— Task goal —
Could you transcribe every record below exactly as written, leaving out any pictures?

======== Data excerpts

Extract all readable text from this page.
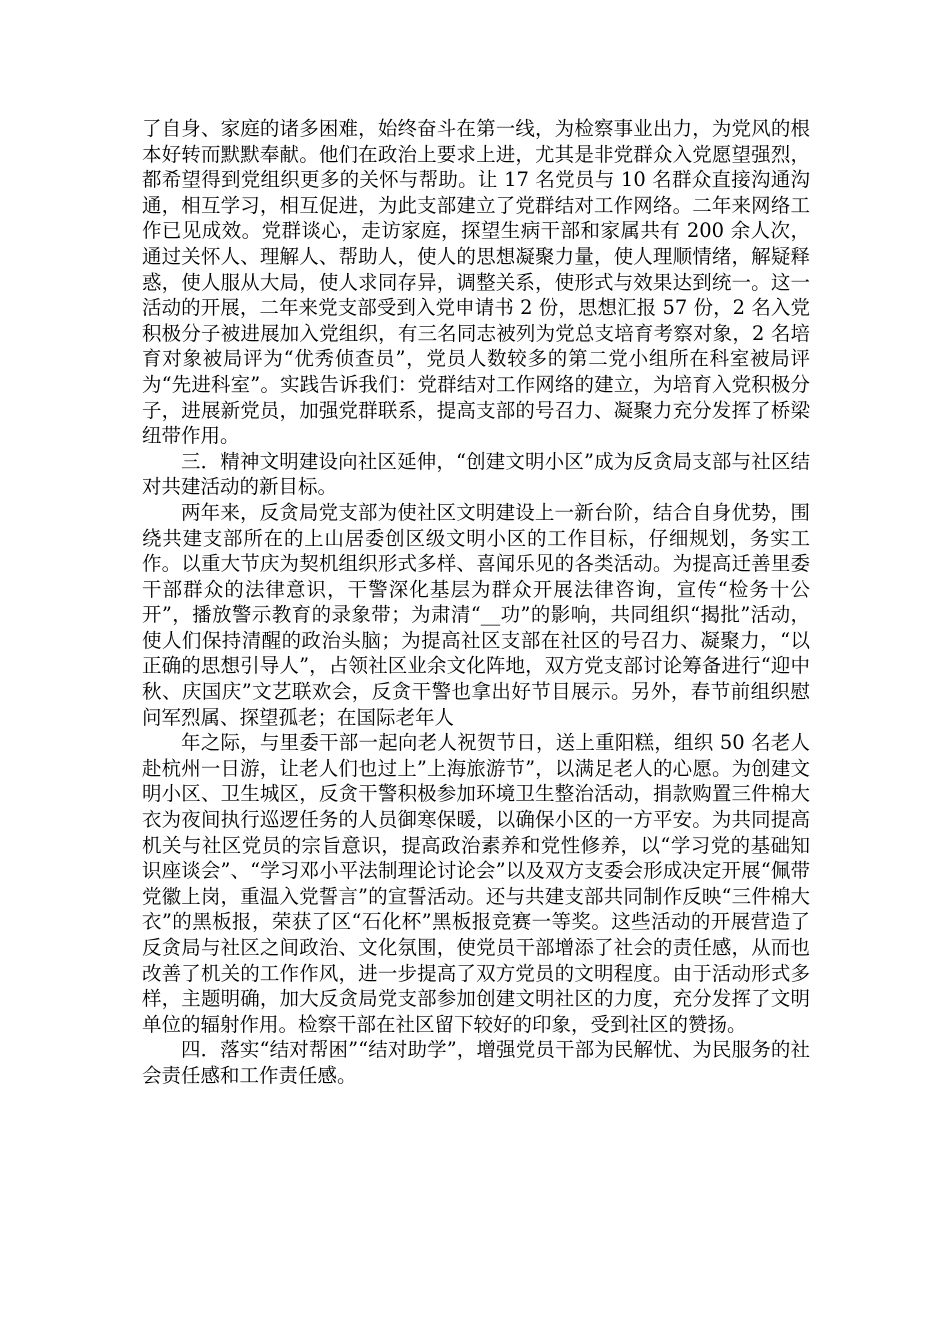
了自身、家庭的诸多困难，始终奋斗在第一线，为检察事业出力，为党风的根本好转而默默奉献。他们在政治上要求上进，尤其是非党群众入党愿望强烈，都希望得到党组织更多的关怀与帮助。让 17 名党员与 10 名群众直接沟通沟通，相互学习，相互促进，为此支部建立了党群结对工作网络。二年来网络工作已见成效。党群谈心，走访家庭，探望生病干部和家属共有 200 余人次，通过关怀人、理解人、帮助人，使人的思想凝聚力量，使人理顺情绪，解疑释惑，使人服从大局，使人求同存异，调整关系，使形式与效果达到统一。这一活动的开展，二年来党支部受到入党申请书 2 份，思想汇报 57 份，2 名入党积极分子被进展加入党组织，有三名同志被列为党总支培育考察对象，2 名培育对象被局评为“优秀侦查员”，党员人数较多的第二党小组所在科室被局评为“先进科室”。实践告诉我们：党群结对工作网络的建立，为培育入党积极分子，进展新党员，加强党群联系，提高支部的号召力、凝聚力充分发挥了桥梁纽带作用。

三．精神文明建设向社区延伸，“创建文明小区”成为反贪局支部与社区结对共建活动的新目标。

两年来，反贪局党支部为使社区文明建设上一新台阶，结合自身优势，围绕共建支部所在的上山居委创区级文明小区的工作目标，仔细规划，务实工作。以重大节庆为契机组织形式多样、喜闻乐见的各类活动。为提高迁善里委干部群众的法律意识，干警深化基层为群众开展法律咨询，宣传“检务十公开”，播放警示教育的录象带；为肃清“__功”的影响，共同组织“揭批”活动，使人们保持清醒的政治头脑；为提高社区支部在社区的号召力、凝聚力，“以正确的思想引导人”，占领社区业余文化阵地，双方党支部讨论筹备进行“迎中秋、庆国庆”文艺联欢会，反贪干警也拿出好节目展示。另外，春节前组织慰问军烈属、探望孤老；在国际老年人

年之际，与里委干部一起向老人祝贺节日，送上重阳糕，组织 50 名老人赴杭州一日游，让老人们也过上”上海旅游节”，以满足老人的心愿。为创建文明小区、卫生城区，反贪干警积极参加环境卫生整治活动，捐款购置三件棉大衣为夜间执行巡逻任务的人员御寒保暖，以确保小区的一方平安。为共同提高机关与社区党员的宗旨意识，提高政治素养和党性修养，以“学习党的基础知识座谈会”、“学习邓小平法制理论讨论会”以及双方支委会形成决定开展“佩带党徽上岗，重温入党誓言”的宣誓活动。还与共建支部共同制作反映“三件棉大衣”的黑板报，荣获了区“石化杯”黑板报竞赛一等奖。这些活动的开展营造了反贪局与社区之间政治、文化氛围，使党员干部增添了社会的责任感，从而也改善了机关的工作作风，进一步提高了双方党员的文明程度。由于活动形式多样，主题明确，加大反贪局党支部参加创建文明社区的力度，充分发挥了文明单位的辐射作用。检察干部在社区留下较好的印象，受到社区的赞扬。

四．落实“结对帮困”“结对助学”，增强党员干部为民解忧、为民服务的社会责任感和工作责任感。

================

— Worked solution —
Extract all readable text from this page.
了自身、家庭的诸多困难，始终奋斗在第一线，为检察事业出力，为党风的根本好转而默默奉献。他们在政治上要求上进，尤其是非党群众入党愿望强烈，都希望得到党组织更多的关怀与帮助。让 17 名党员与 10 名群众直接沟通沟通，相互学习，相互促进，为此支部建立了党群结对工作网络。二年来网络工作已见成效。党群谈心，走访家庭，探望生病干部和家属共有 200 余人次，通过关怀人、理解人、帮助人，使人的思想凝聚力量，使人理顺情绪，解疑释惑，使人服从大局，使人求同存异，调整关系，使形式与效果达到统一。这一活动的开展，二年来党支部受到入党申请书 2 份，思想汇报 57 份，2 名入党积极分子被进展加入党组织，有三名同志被列为党总支培育考察对象，2 名培育对象被局评为“优秀侦查员”，党员人数较多的第二党小组所在科室被局评为“先进科室”。实践告诉我们：党群结对工作网络的建立，为培育入党积极分子，进展新党员，加强党群联系，提高支部的号召力、凝聚力充分发挥了桥梁纽带作用。

三．精神文明建设向社区延伸，“创建文明小区”成为反贪局支部与社区结对共建活动的新目标。

两年来，反贪局党支部为使社区文明建设上一新台阶，结合自身优势，围绕共建支部所在的上山居委创区级文明小区的工作目标，仔细规划，务实工作。以重大节庆为契机组织形式多样、喜闻乐见的各类活动。为提高迁善里委干部群众的法律意识，干警深化基层为群众开展法律咨询，宣传“检务十公开”，播放警示教育的录象带；为肃清“__功”的影响，共同组织“揭批”活动，使人们保持清醒的政治头脑；为提高社区支部在社区的号召力、凝聚力，“以正确的思想引导人”，占领社区业余文化阵地，双方党支部讨论筹备进行“迎中秋、庆国庆”文艺联欢会，反贪干警也拿出好节目展示。另外，春节前组织慰问军烈属、探望孤老；在国际老年人

年之际，与里委干部一起向老人祝贺节日，送上重阳糕，组织 50 名老人赴杭州一日游，让老人们也过上”上海旅游节”，以满足老人的心愿。为创建文明小区、卫生城区，反贪干警积极参加环境卫生整治活动，捐款购置三件棉大衣为夜间执行巡逻任务的人员御寒保暖，以确保小区的一方平安。为共同提高机关与社区党员的宗旨意识，提高政治素养和党性修养，以“学习党的基础知识座谈会”、“学习邓小平法制理论讨论会”以及双方支委会形成决定开展“佩带党徽上岗，重温入党誓言”的宣誓活动。还与共建支部共同制作反映“三件棉大衣”的黑板报，荣获了区“石化杯”黑板报竞赛一等奖。这些活动的开展营造了反贪局与社区之间政治、文化氛围，使党员干部增添了社会的责任感，从而也改善了机关的工作作风，进一步提高了双方党员的文明程度。由于活动形式多样，主题明确，加大反贪局党支部参加创建文明社区的力度，充分发挥了文明单位的辐射作用。检察干部在社区留下较好的印象，受到社区的赞扬。

四．落实“结对帮困”“结对助学”，增强党员干部为民解忧、为民服务的社会责任感和工作责任感。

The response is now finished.